INFORMATION SHOWN:

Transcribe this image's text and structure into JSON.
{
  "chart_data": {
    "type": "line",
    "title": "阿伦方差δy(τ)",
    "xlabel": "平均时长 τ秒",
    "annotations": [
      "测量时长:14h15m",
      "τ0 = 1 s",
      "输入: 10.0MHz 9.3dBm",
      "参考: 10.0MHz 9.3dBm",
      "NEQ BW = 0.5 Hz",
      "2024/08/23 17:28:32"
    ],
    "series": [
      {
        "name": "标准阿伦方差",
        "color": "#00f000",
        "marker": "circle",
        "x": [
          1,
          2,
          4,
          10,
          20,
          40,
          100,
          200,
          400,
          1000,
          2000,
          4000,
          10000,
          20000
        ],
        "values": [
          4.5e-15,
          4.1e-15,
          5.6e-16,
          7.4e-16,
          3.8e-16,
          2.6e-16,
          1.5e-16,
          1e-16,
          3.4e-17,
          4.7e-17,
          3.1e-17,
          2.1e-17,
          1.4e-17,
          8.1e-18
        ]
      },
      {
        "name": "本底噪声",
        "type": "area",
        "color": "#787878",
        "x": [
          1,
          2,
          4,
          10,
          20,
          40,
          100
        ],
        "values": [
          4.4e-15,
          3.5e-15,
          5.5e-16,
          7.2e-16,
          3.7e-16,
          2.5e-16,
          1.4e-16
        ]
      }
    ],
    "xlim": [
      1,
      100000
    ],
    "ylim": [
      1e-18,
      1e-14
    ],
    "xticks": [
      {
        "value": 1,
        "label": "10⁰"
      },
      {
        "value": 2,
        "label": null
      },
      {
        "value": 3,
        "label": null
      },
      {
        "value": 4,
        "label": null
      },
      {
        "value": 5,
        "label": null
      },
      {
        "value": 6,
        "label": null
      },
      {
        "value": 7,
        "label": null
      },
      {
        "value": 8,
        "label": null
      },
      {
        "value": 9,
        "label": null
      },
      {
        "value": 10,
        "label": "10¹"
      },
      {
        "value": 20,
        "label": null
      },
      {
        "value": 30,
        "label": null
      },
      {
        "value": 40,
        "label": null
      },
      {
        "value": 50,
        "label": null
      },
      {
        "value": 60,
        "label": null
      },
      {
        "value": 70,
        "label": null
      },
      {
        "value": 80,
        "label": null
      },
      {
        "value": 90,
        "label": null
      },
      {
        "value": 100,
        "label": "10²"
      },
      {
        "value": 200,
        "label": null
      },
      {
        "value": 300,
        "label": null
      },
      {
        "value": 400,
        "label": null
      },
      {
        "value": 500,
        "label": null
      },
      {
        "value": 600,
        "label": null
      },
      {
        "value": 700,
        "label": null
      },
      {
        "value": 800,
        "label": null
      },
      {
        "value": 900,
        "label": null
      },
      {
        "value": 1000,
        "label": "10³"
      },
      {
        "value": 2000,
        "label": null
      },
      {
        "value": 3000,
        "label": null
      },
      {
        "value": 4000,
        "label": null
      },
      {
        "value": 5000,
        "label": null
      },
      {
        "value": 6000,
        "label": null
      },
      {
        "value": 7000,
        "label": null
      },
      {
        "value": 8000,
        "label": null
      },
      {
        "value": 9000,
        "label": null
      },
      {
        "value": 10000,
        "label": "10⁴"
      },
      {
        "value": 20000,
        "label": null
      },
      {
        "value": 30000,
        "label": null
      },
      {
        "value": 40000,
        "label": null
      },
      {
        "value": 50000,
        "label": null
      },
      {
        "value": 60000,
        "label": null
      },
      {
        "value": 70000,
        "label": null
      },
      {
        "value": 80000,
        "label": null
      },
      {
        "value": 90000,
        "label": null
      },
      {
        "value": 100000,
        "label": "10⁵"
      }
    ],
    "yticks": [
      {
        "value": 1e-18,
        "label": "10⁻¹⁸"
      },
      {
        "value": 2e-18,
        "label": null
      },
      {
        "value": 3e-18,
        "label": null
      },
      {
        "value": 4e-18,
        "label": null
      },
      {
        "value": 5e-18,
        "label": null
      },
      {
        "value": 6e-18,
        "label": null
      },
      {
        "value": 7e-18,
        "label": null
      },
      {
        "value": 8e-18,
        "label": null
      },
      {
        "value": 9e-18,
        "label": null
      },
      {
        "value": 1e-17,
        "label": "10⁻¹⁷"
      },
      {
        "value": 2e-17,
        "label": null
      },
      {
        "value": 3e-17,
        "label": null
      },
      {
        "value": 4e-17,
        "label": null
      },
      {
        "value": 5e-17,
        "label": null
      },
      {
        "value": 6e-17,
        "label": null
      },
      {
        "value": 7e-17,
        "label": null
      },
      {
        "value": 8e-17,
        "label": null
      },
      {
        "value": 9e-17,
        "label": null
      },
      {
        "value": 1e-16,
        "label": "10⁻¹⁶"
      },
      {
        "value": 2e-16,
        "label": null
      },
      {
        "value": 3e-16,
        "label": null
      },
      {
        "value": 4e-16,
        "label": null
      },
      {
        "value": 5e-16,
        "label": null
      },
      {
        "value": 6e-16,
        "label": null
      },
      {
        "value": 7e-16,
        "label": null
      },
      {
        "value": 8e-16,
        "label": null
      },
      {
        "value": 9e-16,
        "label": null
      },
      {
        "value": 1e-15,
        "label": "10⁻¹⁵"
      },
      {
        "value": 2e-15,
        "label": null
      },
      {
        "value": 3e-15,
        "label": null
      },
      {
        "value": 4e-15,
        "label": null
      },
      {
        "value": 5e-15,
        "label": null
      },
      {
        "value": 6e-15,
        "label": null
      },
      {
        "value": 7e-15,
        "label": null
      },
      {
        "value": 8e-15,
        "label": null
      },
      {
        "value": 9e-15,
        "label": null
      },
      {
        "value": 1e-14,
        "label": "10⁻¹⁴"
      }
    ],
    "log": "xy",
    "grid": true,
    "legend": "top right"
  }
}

EXERCISE DETAILS:
Output all of the data again, exactly.

ANSWER TO THE PROBLEM:
Transcribe this image's text and structure into JSON.
{
  "chart_data": {
    "type": "line",
    "title": "阿伦方差δy(τ)",
    "xlabel": "平均时长 τ秒",
    "annotations": [
      "测量时长:14h15m",
      "τ0 = 1 s",
      "输入: 10.0MHz 9.3dBm",
      "参考: 10.0MHz 9.3dBm",
      "NEQ BW = 0.5 Hz",
      "2024/08/23 17:28:32"
    ],
    "series": [
      {
        "name": "标准阿伦方差",
        "color": "#00f000",
        "marker": "circle",
        "x": [
          1,
          2,
          4,
          10,
          20,
          40,
          100,
          200,
          400,
          1000,
          2000,
          4000,
          10000,
          20000
        ],
        "values": [
          4.5e-15,
          4.1e-15,
          5.6e-16,
          7.4e-16,
          3.8e-16,
          2.6e-16,
          1.5e-16,
          1e-16,
          3.4e-17,
          4.7e-17,
          3.1e-17,
          2.1e-17,
          1.4e-17,
          8.1e-18
        ]
      },
      {
        "name": "本底噪声",
        "type": "area",
        "color": "#787878",
        "x": [
          1,
          2,
          4,
          10,
          20,
          40,
          100
        ],
        "values": [
          4.4e-15,
          3.5e-15,
          5.5e-16,
          7.2e-16,
          3.7e-16,
          2.5e-16,
          1.4e-16
        ]
      }
    ],
    "xlim": [
      1,
      100000
    ],
    "ylim": [
      1e-18,
      1e-14
    ],
    "xticks": [
      {
        "value": 1,
        "label": "10⁰"
      },
      {
        "value": 2,
        "label": null
      },
      {
        "value": 3,
        "label": null
      },
      {
        "value": 4,
        "label": null
      },
      {
        "value": 5,
        "label": null
      },
      {
        "value": 6,
        "label": null
      },
      {
        "value": 7,
        "label": null
      },
      {
        "value": 8,
        "label": null
      },
      {
        "value": 9,
        "label": null
      },
      {
        "value": 10,
        "label": "10¹"
      },
      {
        "value": 20,
        "label": null
      },
      {
        "value": 30,
        "label": null
      },
      {
        "value": 40,
        "label": null
      },
      {
        "value": 50,
        "label": null
      },
      {
        "value": 60,
        "label": null
      },
      {
        "value": 70,
        "label": null
      },
      {
        "value": 80,
        "label": null
      },
      {
        "value": 90,
        "label": null
      },
      {
        "value": 100,
        "label": "10²"
      },
      {
        "value": 200,
        "label": null
      },
      {
        "value": 300,
        "label": null
      },
      {
        "value": 400,
        "label": null
      },
      {
        "value": 500,
        "label": null
      },
      {
        "value": 600,
        "label": null
      },
      {
        "value": 700,
        "label": null
      },
      {
        "value": 800,
        "label": null
      },
      {
        "value": 900,
        "label": null
      },
      {
        "value": 1000,
        "label": "10³"
      },
      {
        "value": 2000,
        "label": null
      },
      {
        "value": 3000,
        "label": null
      },
      {
        "value": 4000,
        "label": null
      },
      {
        "value": 5000,
        "label": null
      },
      {
        "value": 6000,
        "label": null
      },
      {
        "value": 7000,
        "label": null
      },
      {
        "value": 8000,
        "label": null
      },
      {
        "value": 9000,
        "label": null
      },
      {
        "value": 10000,
        "label": "10⁴"
      },
      {
        "value": 20000,
        "label": null
      },
      {
        "value": 30000,
        "label": null
      },
      {
        "value": 40000,
        "label": null
      },
      {
        "value": 50000,
        "label": null
      },
      {
        "value": 60000,
        "label": null
      },
      {
        "value": 70000,
        "label": null
      },
      {
        "value": 80000,
        "label": null
      },
      {
        "value": 90000,
        "label": null
      },
      {
        "value": 100000,
        "label": "10⁵"
      }
    ],
    "yticks": [
      {
        "value": 1e-18,
        "label": "10⁻¹⁸"
      },
      {
        "value": 2e-18,
        "label": null
      },
      {
        "value": 3e-18,
        "label": null
      },
      {
        "value": 4e-18,
        "label": null
      },
      {
        "value": 5e-18,
        "label": null
      },
      {
        "value": 6e-18,
        "label": null
      },
      {
        "value": 7e-18,
        "label": null
      },
      {
        "value": 8e-18,
        "label": null
      },
      {
        "value": 9e-18,
        "label": null
      },
      {
        "value": 1e-17,
        "label": "10⁻¹⁷"
      },
      {
        "value": 2e-17,
        "label": null
      },
      {
        "value": 3e-17,
        "label": null
      },
      {
        "value": 4e-17,
        "label": null
      },
      {
        "value": 5e-17,
        "label": null
      },
      {
        "value": 6e-17,
        "label": null
      },
      {
        "value": 7e-17,
        "label": null
      },
      {
        "value": 8e-17,
        "label": null
      },
      {
        "value": 9e-17,
        "label": null
      },
      {
        "value": 1e-16,
        "label": "10⁻¹⁶"
      },
      {
        "value": 2e-16,
        "label": null
      },
      {
        "value": 3e-16,
        "label": null
      },
      {
        "value": 4e-16,
        "label": null
      },
      {
        "value": 5e-16,
        "label": null
      },
      {
        "value": 6e-16,
        "label": null
      },
      {
        "value": 7e-16,
        "label": null
      },
      {
        "value": 8e-16,
        "label": null
      },
      {
        "value": 9e-16,
        "label": null
      },
      {
        "value": 1e-15,
        "label": "10⁻¹⁵"
      },
      {
        "value": 2e-15,
        "label": null
      },
      {
        "value": 3e-15,
        "label": null
      },
      {
        "value": 4e-15,
        "label": null
      },
      {
        "value": 5e-15,
        "label": null
      },
      {
        "value": 6e-15,
        "label": null
      },
      {
        "value": 7e-15,
        "label": null
      },
      {
        "value": 8e-15,
        "label": null
      },
      {
        "value": 9e-15,
        "label": null
      },
      {
        "value": 1e-14,
        "label": "10⁻¹⁴"
      }
    ],
    "log": "xy",
    "grid": true,
    "legend": "top right"
  }
}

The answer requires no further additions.